'''

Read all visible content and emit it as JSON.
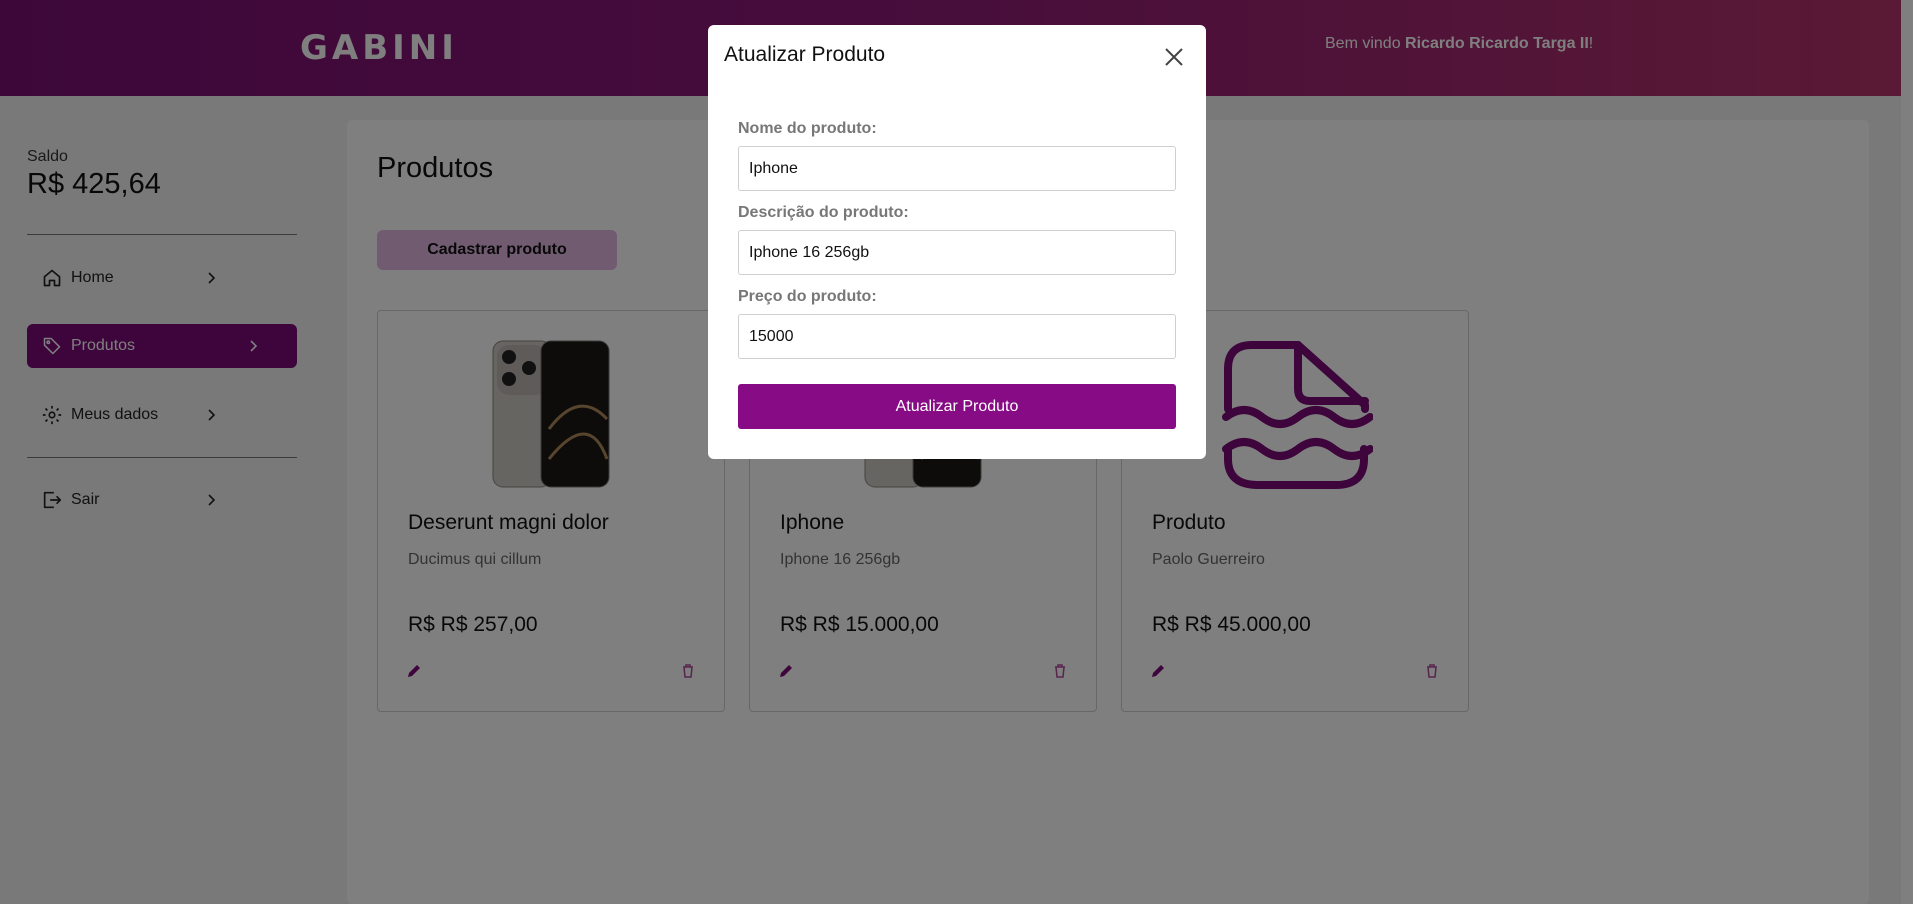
{
  "header": {
    "logo": "GABINI",
    "welcome_prefix": "Bem vindo ",
    "user_name": "Ricardo Ricardo Targa II",
    "welcome_suffix": "!"
  },
  "sidebar": {
    "balance_label": "Saldo",
    "balance_value": "R$ 425,64",
    "items": [
      {
        "label": "Home",
        "icon": "home-icon"
      },
      {
        "label": "Produtos",
        "icon": "tag-icon",
        "active": true
      },
      {
        "label": "Meus dados",
        "icon": "gear-icon"
      },
      {
        "label": "Sair",
        "icon": "logout-icon"
      }
    ]
  },
  "main": {
    "title": "Produtos",
    "add_button": "Cadastrar produto",
    "products": [
      {
        "name": "Deserunt magni dolor",
        "description": "Ducimus qui cillum",
        "price": "R$ R$ 257,00",
        "image": "iphone-image"
      },
      {
        "name": "Iphone",
        "description": "Iphone 16 256gb",
        "price": "R$ R$ 15.000,00",
        "image": "iphone-image"
      },
      {
        "name": "Produto",
        "description": "Paolo Guerreiro",
        "price": "R$ R$ 45.000,00",
        "image": "sandwich-icon"
      }
    ]
  },
  "modal": {
    "title": "Atualizar Produto",
    "name_label": "Nome do produto:",
    "name_value": "Iphone",
    "desc_label": "Descrição do produto:",
    "desc_value": "Iphone 16 256gb",
    "price_label": "Preço do produto:",
    "price_value": "15000",
    "submit_label": "Atualizar Produto"
  },
  "colors": {
    "brand": "#7a0a78",
    "button": "#870b85",
    "secondary_button": "#e2b6e1"
  }
}
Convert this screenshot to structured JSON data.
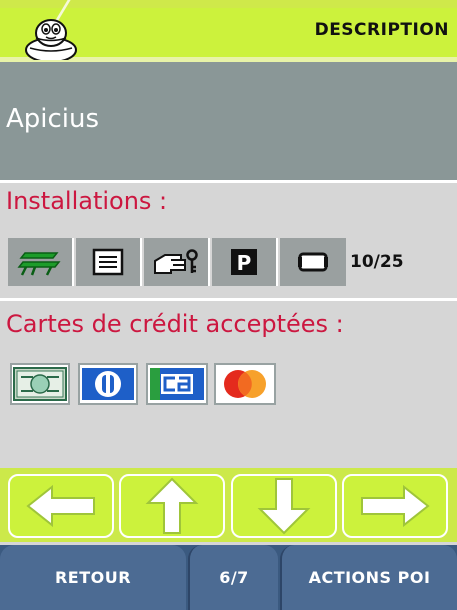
{
  "header": {
    "title": "DESCRIPTION",
    "logo_icon": "michelin-bibendum-icon",
    "accent_color": "#ccf23c"
  },
  "poi": {
    "name": "Apicius"
  },
  "installations": {
    "heading": "Installations :",
    "icons": [
      "garden-terrace-icon",
      "menu-list-icon",
      "valet-hand-key-icon",
      "parking-icon",
      "room-capacity-icon"
    ],
    "count_text": "10/25"
  },
  "cards": {
    "heading": "Cartes de crédit acceptées :",
    "icons": [
      "american-express-icon",
      "diners-club-icon",
      "carte-bleue-icon",
      "mastercard-icon"
    ]
  },
  "nav": {
    "icons": [
      "arrow-left-icon",
      "arrow-up-icon",
      "arrow-down-icon",
      "arrow-right-icon"
    ]
  },
  "bottom": {
    "back_label": "RETOUR",
    "page_label": "6/7",
    "actions_label": "ACTIONS POI",
    "bar_color": "#4c6b93"
  }
}
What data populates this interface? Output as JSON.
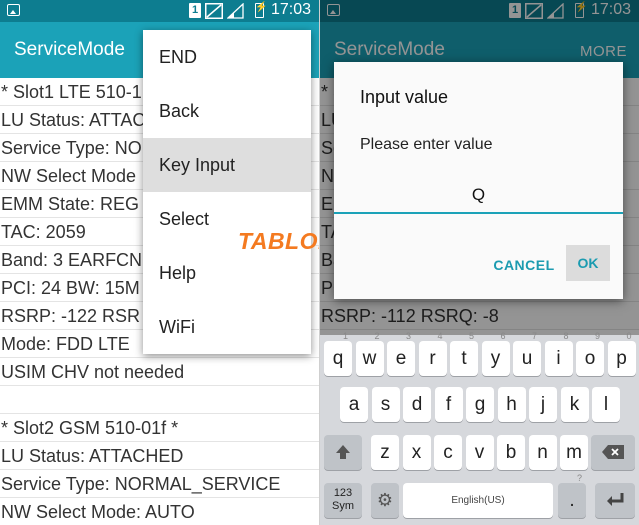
{
  "status": {
    "sim_label": "1",
    "time": "17:03"
  },
  "left": {
    "app_title": "ServiceMode",
    "rows": [
      "* Slot1 LTE 510-1",
      "LU Status: ATTAC",
      "Service Type: NO",
      "NW Select Mode",
      "EMM State: REG",
      "TAC: 2059",
      "Band: 3  EARFCN",
      "PCI: 24  BW: 15M",
      "RSRP: -122  RSR",
      "Mode: FDD LTE",
      "USIM CHV not needed",
      "",
      "* Slot2 GSM 510-01f *",
      "LU Status: ATTACHED",
      "Service Type: NORMAL_SERVICE",
      "NW Select Mode: AUTO"
    ],
    "menu": [
      {
        "label": "END"
      },
      {
        "label": "Back"
      },
      {
        "label": "Key Input",
        "selected": true
      },
      {
        "label": "Select"
      },
      {
        "label": "Help"
      },
      {
        "label": "WiFi"
      }
    ],
    "watermark": "TABLOIDTEKNO"
  },
  "right": {
    "app_title": "ServiceMode",
    "more_label": "MORE",
    "rows": [
      "* S",
      "LU",
      "Se",
      "NV",
      "EN",
      "TA",
      "Ba",
      "PC",
      "RSRP: -112  RSRQ: -8"
    ],
    "dialog": {
      "title": "Input value",
      "message": "Please enter value",
      "input_value": "Q",
      "cancel_label": "CANCEL",
      "ok_label": "OK"
    },
    "keyboard": {
      "row1": [
        {
          "k": "q",
          "h": "1"
        },
        {
          "k": "w",
          "h": "2"
        },
        {
          "k": "e",
          "h": "3"
        },
        {
          "k": "r",
          "h": "4"
        },
        {
          "k": "t",
          "h": "5"
        },
        {
          "k": "y",
          "h": "6"
        },
        {
          "k": "u",
          "h": "7"
        },
        {
          "k": "i",
          "h": "8"
        },
        {
          "k": "o",
          "h": "9"
        },
        {
          "k": "p",
          "h": "0"
        }
      ],
      "row2": [
        "a",
        "s",
        "d",
        "f",
        "g",
        "h",
        "j",
        "k",
        "l"
      ],
      "row3": [
        "z",
        "x",
        "c",
        "v",
        "b",
        "n",
        "m"
      ],
      "sym_label": "123\nSym",
      "space_label": "English(US)",
      "punct_label": ".",
      "punct_hint": "?"
    }
  }
}
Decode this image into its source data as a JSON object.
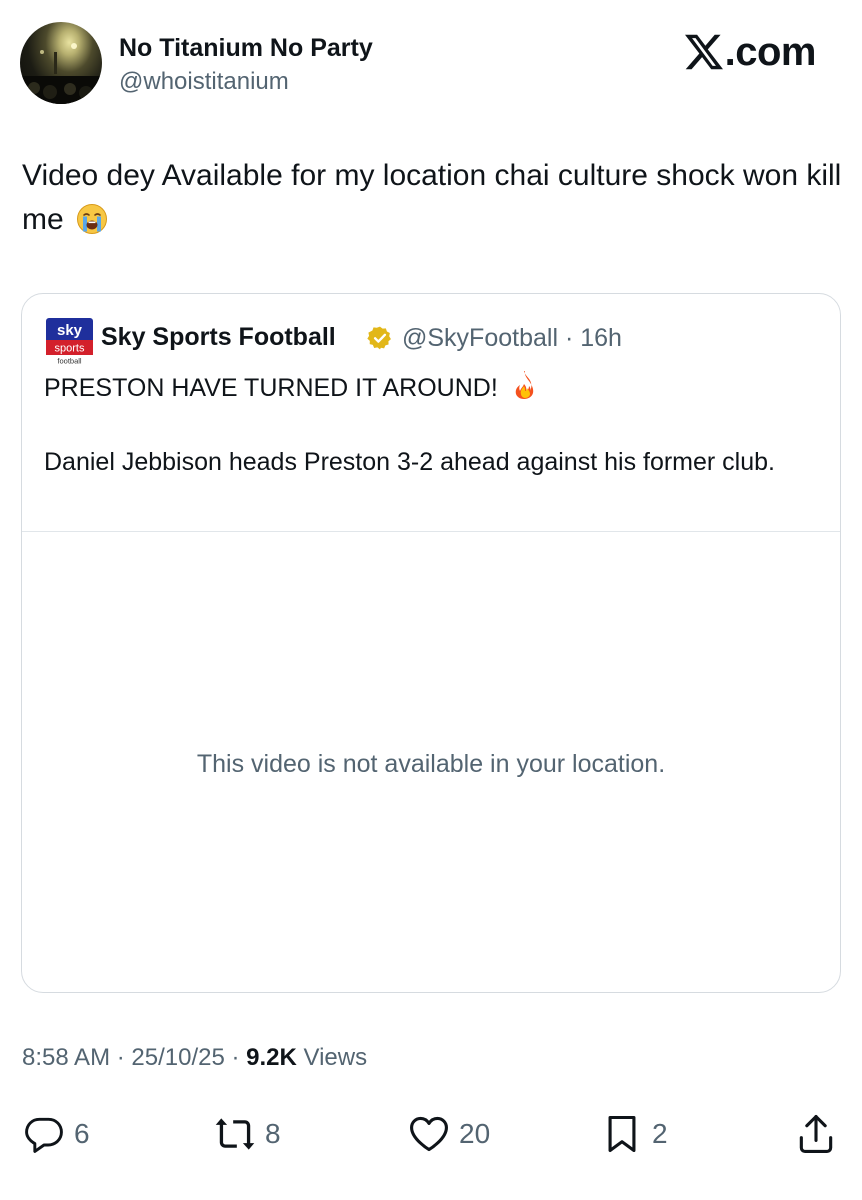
{
  "author": {
    "name": "No Titanium No Party",
    "handle": "@whoistitanium"
  },
  "brand": {
    "text": ".com"
  },
  "tweet": {
    "text": "Video dey Available for my location chai culture shock won kill me",
    "emoji": "loudly-crying-face-icon"
  },
  "quoted": {
    "logo_lines": [
      "sky",
      "sports",
      "football"
    ],
    "name": "Sky Sports Football",
    "handle_time": "@SkyFootball · 16h",
    "line1": "PRESTON HAVE TURNED IT AROUND!",
    "line1_emoji": "fire-icon",
    "line2": "Daniel Jebbison heads Preston 3-2 ahead against his former club.",
    "media_notice": "This video is not available in your location."
  },
  "meta": {
    "time_date": "8:58 AM · 25/10/25 · ",
    "views_count": "9.2K",
    "views_label": " Views"
  },
  "actions": {
    "replies": "6",
    "reposts": "8",
    "likes": "20",
    "bookmarks": "2"
  },
  "colors": {
    "text": "#0f1419",
    "secondary": "#536471",
    "border": "#d6dbe0",
    "badge_gold": "#e2b719",
    "sky_blue": "#1f2f9c",
    "sky_red": "#d3202b"
  }
}
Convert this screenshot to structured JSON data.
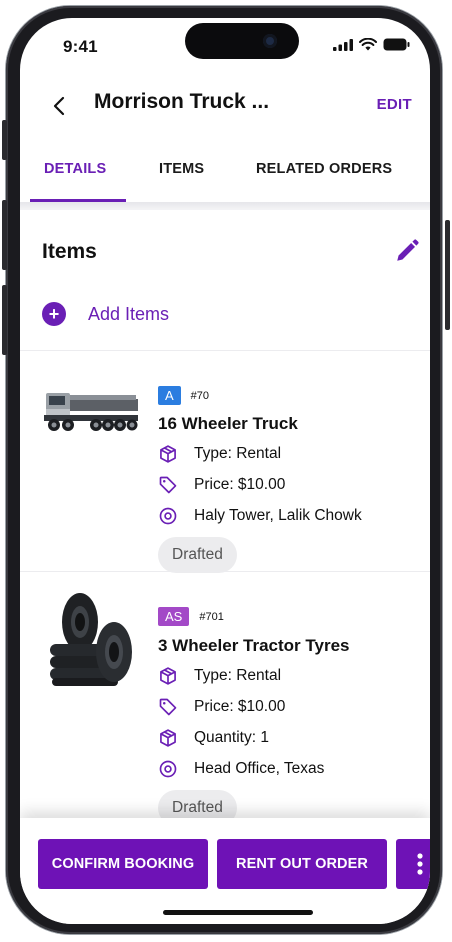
{
  "status_bar": {
    "time": "9:41"
  },
  "header": {
    "back_icon": "chevron-left-icon",
    "title": "Morrison Truck ...",
    "edit_label": "EDIT"
  },
  "tabs": [
    {
      "label": "DETAILS",
      "active": true
    },
    {
      "label": "ITEMS",
      "active": false
    },
    {
      "label": "RELATED ORDERS",
      "active": false
    }
  ],
  "items_section": {
    "title": "Items",
    "edit_icon": "pencil-icon",
    "add_label": "Add Items",
    "items": [
      {
        "badge": "A",
        "number": "#70",
        "name": "16 Wheeler Truck",
        "type": "Type: Rental",
        "price": "Price: $10.00",
        "location": "Haly Tower, Lalik Chowk",
        "status": "Drafted",
        "image": "truck-image"
      },
      {
        "badge": "AS",
        "number": "#701",
        "name": "3 Wheeler Tractor Tyres",
        "type": "Type: Rental",
        "price": "Price: $10.00",
        "quantity": "Quantity: 1",
        "location": "Head Office, Texas",
        "status": "Drafted",
        "image": "tyres-image"
      }
    ]
  },
  "actions": {
    "confirm_label": "CONFIRM BOOKING",
    "rent_out_label": "RENT OUT ORDER",
    "more_icon": "more-vertical-icon"
  },
  "colors": {
    "accent": "#6a1fb5",
    "button": "#6e12b6",
    "badge_blue": "#2b7de0",
    "badge_purple": "#a349c7"
  }
}
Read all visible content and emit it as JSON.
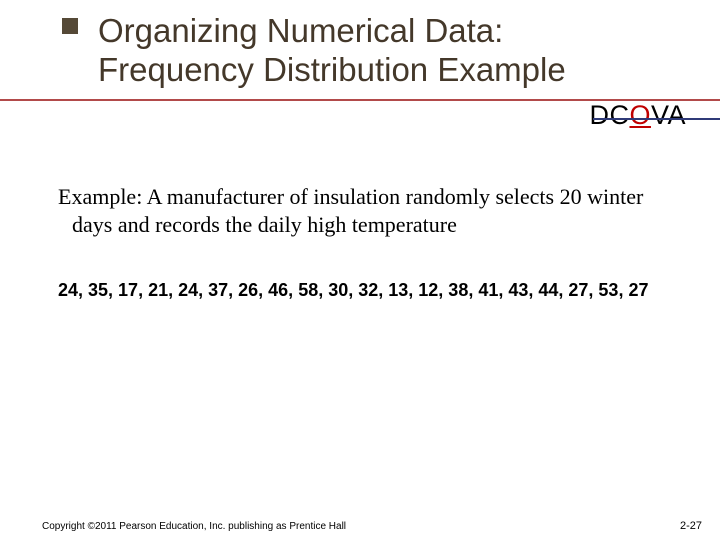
{
  "title": "Organizing Numerical Data: Frequency Distribution Example",
  "dcova": {
    "pre": "DC",
    "o": "O",
    "post": "VA"
  },
  "example_text": "Example: A manufacturer of insulation randomly selects 20 winter days and records the daily high temperature",
  "data_values": "24, 35, 17, 21, 24, 37, 26, 46, 58, 30, 32, 13, 12, 38, 41, 43, 44, 27, 53, 27",
  "copyright": "Copyright ©2011 Pearson Education, Inc. publishing as Prentice Hall",
  "page_number": "2-27"
}
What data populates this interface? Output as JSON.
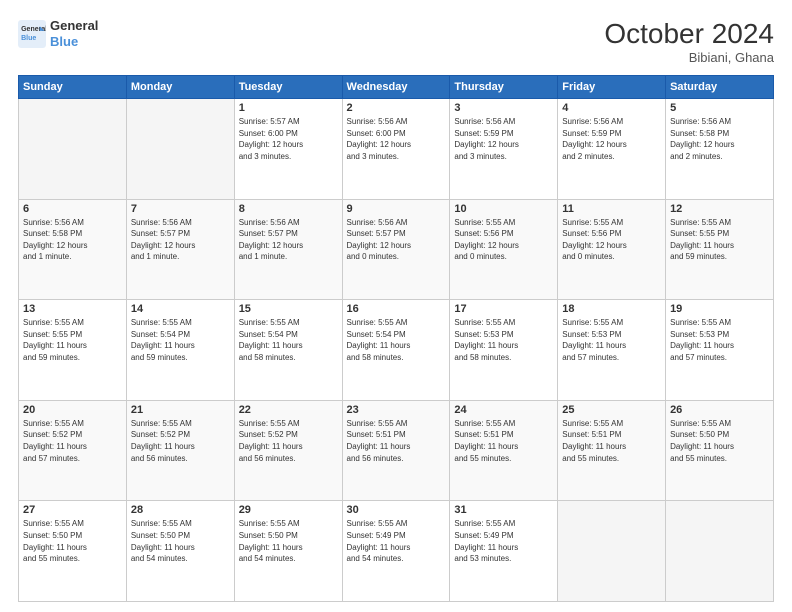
{
  "header": {
    "logo_line1": "General",
    "logo_line2": "Blue",
    "month": "October 2024",
    "location": "Bibiani, Ghana"
  },
  "days_of_week": [
    "Sunday",
    "Monday",
    "Tuesday",
    "Wednesday",
    "Thursday",
    "Friday",
    "Saturday"
  ],
  "weeks": [
    [
      {
        "day": "",
        "info": ""
      },
      {
        "day": "",
        "info": ""
      },
      {
        "day": "1",
        "info": "Sunrise: 5:57 AM\nSunset: 6:00 PM\nDaylight: 12 hours\nand 3 minutes."
      },
      {
        "day": "2",
        "info": "Sunrise: 5:56 AM\nSunset: 6:00 PM\nDaylight: 12 hours\nand 3 minutes."
      },
      {
        "day": "3",
        "info": "Sunrise: 5:56 AM\nSunset: 5:59 PM\nDaylight: 12 hours\nand 3 minutes."
      },
      {
        "day": "4",
        "info": "Sunrise: 5:56 AM\nSunset: 5:59 PM\nDaylight: 12 hours\nand 2 minutes."
      },
      {
        "day": "5",
        "info": "Sunrise: 5:56 AM\nSunset: 5:58 PM\nDaylight: 12 hours\nand 2 minutes."
      }
    ],
    [
      {
        "day": "6",
        "info": "Sunrise: 5:56 AM\nSunset: 5:58 PM\nDaylight: 12 hours\nand 1 minute."
      },
      {
        "day": "7",
        "info": "Sunrise: 5:56 AM\nSunset: 5:57 PM\nDaylight: 12 hours\nand 1 minute."
      },
      {
        "day": "8",
        "info": "Sunrise: 5:56 AM\nSunset: 5:57 PM\nDaylight: 12 hours\nand 1 minute."
      },
      {
        "day": "9",
        "info": "Sunrise: 5:56 AM\nSunset: 5:57 PM\nDaylight: 12 hours\nand 0 minutes."
      },
      {
        "day": "10",
        "info": "Sunrise: 5:55 AM\nSunset: 5:56 PM\nDaylight: 12 hours\nand 0 minutes."
      },
      {
        "day": "11",
        "info": "Sunrise: 5:55 AM\nSunset: 5:56 PM\nDaylight: 12 hours\nand 0 minutes."
      },
      {
        "day": "12",
        "info": "Sunrise: 5:55 AM\nSunset: 5:55 PM\nDaylight: 11 hours\nand 59 minutes."
      }
    ],
    [
      {
        "day": "13",
        "info": "Sunrise: 5:55 AM\nSunset: 5:55 PM\nDaylight: 11 hours\nand 59 minutes."
      },
      {
        "day": "14",
        "info": "Sunrise: 5:55 AM\nSunset: 5:54 PM\nDaylight: 11 hours\nand 59 minutes."
      },
      {
        "day": "15",
        "info": "Sunrise: 5:55 AM\nSunset: 5:54 PM\nDaylight: 11 hours\nand 58 minutes."
      },
      {
        "day": "16",
        "info": "Sunrise: 5:55 AM\nSunset: 5:54 PM\nDaylight: 11 hours\nand 58 minutes."
      },
      {
        "day": "17",
        "info": "Sunrise: 5:55 AM\nSunset: 5:53 PM\nDaylight: 11 hours\nand 58 minutes."
      },
      {
        "day": "18",
        "info": "Sunrise: 5:55 AM\nSunset: 5:53 PM\nDaylight: 11 hours\nand 57 minutes."
      },
      {
        "day": "19",
        "info": "Sunrise: 5:55 AM\nSunset: 5:53 PM\nDaylight: 11 hours\nand 57 minutes."
      }
    ],
    [
      {
        "day": "20",
        "info": "Sunrise: 5:55 AM\nSunset: 5:52 PM\nDaylight: 11 hours\nand 57 minutes."
      },
      {
        "day": "21",
        "info": "Sunrise: 5:55 AM\nSunset: 5:52 PM\nDaylight: 11 hours\nand 56 minutes."
      },
      {
        "day": "22",
        "info": "Sunrise: 5:55 AM\nSunset: 5:52 PM\nDaylight: 11 hours\nand 56 minutes."
      },
      {
        "day": "23",
        "info": "Sunrise: 5:55 AM\nSunset: 5:51 PM\nDaylight: 11 hours\nand 56 minutes."
      },
      {
        "day": "24",
        "info": "Sunrise: 5:55 AM\nSunset: 5:51 PM\nDaylight: 11 hours\nand 55 minutes."
      },
      {
        "day": "25",
        "info": "Sunrise: 5:55 AM\nSunset: 5:51 PM\nDaylight: 11 hours\nand 55 minutes."
      },
      {
        "day": "26",
        "info": "Sunrise: 5:55 AM\nSunset: 5:50 PM\nDaylight: 11 hours\nand 55 minutes."
      }
    ],
    [
      {
        "day": "27",
        "info": "Sunrise: 5:55 AM\nSunset: 5:50 PM\nDaylight: 11 hours\nand 55 minutes."
      },
      {
        "day": "28",
        "info": "Sunrise: 5:55 AM\nSunset: 5:50 PM\nDaylight: 11 hours\nand 54 minutes."
      },
      {
        "day": "29",
        "info": "Sunrise: 5:55 AM\nSunset: 5:50 PM\nDaylight: 11 hours\nand 54 minutes."
      },
      {
        "day": "30",
        "info": "Sunrise: 5:55 AM\nSunset: 5:49 PM\nDaylight: 11 hours\nand 54 minutes."
      },
      {
        "day": "31",
        "info": "Sunrise: 5:55 AM\nSunset: 5:49 PM\nDaylight: 11 hours\nand 53 minutes."
      },
      {
        "day": "",
        "info": ""
      },
      {
        "day": "",
        "info": ""
      }
    ]
  ]
}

'''

Objective:
Give only the count of lines in this material that contain the string "heading".

Solution to the problem:
2